- [Set problem]:
Write out the data below in full. Keep it exact.

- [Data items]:
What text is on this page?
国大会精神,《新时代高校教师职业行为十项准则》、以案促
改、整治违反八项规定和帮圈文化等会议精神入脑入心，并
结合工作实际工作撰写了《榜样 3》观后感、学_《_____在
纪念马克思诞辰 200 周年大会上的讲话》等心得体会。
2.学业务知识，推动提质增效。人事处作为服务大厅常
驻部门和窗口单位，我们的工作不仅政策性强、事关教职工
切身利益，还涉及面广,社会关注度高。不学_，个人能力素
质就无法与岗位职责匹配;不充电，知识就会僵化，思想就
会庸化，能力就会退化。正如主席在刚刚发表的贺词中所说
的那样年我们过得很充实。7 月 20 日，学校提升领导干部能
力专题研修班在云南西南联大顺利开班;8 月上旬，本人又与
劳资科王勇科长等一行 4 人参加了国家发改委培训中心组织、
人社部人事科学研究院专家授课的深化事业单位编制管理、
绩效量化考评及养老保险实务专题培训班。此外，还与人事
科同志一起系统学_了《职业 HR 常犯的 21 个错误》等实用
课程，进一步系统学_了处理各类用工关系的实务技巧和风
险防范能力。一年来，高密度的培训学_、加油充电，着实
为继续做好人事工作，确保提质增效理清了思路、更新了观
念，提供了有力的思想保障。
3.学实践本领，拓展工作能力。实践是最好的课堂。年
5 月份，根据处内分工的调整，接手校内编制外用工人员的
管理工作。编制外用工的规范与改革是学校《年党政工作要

- [Result]:
What text is on this page?
国大会精神,《新时代高校教师职业行为十项准则》、以案促
改、整治违反八项规定和帮圈文化等会议精神入脑入心，并
结合工作实际工作撰写了《榜样 3》观后感、学_《_____在
纪念马克思诞辰 200 周年大会上的讲话》等心得体会。
2.学业务知识，推动提质增效。人事处作为服务大厅常
驻部门和窗口单位，我们的工作不仅政策性强、事关教职工
切身利益，还涉及面广,社会关注度高。不学_，个人能力素
质就无法与岗位职责匹配;不充电，知识就会僵化，思想就
会庸化，能力就会退化。正如主席在刚刚发表的贺词中所说
的那样年我们过得很充实。7 月 20 日，学校提升领导干部能
力专题研修班在云南西南联大顺利开班;8 月上旬，本人又与
劳资科王勇科长等一行 4 人参加了国家发改委培训中心组织、
人社部人事科学研究院专家授课的深化事业单位编制管理、
绩效量化考评及养老保险实务专题培训班。此外，还与人事
科同志一起系统学_了《职业 HR 常犯的 21 个错误》等实用
课程，进一步系统学_了处理各类用工关系的实务技巧和风
险防范能力。一年来，高密度的培训学_、加油充电，着实
为继续做好人事工作，确保提质增效理清了思路、更新了观
念，提供了有力的思想保障。
3.学实践本领，拓展工作能力。实践是最好的课堂。年
5 月份，根据处内分工的调整，接手校内编制外用工人员的
管理工作。编制外用工的规范与改革是学校《年党政工作要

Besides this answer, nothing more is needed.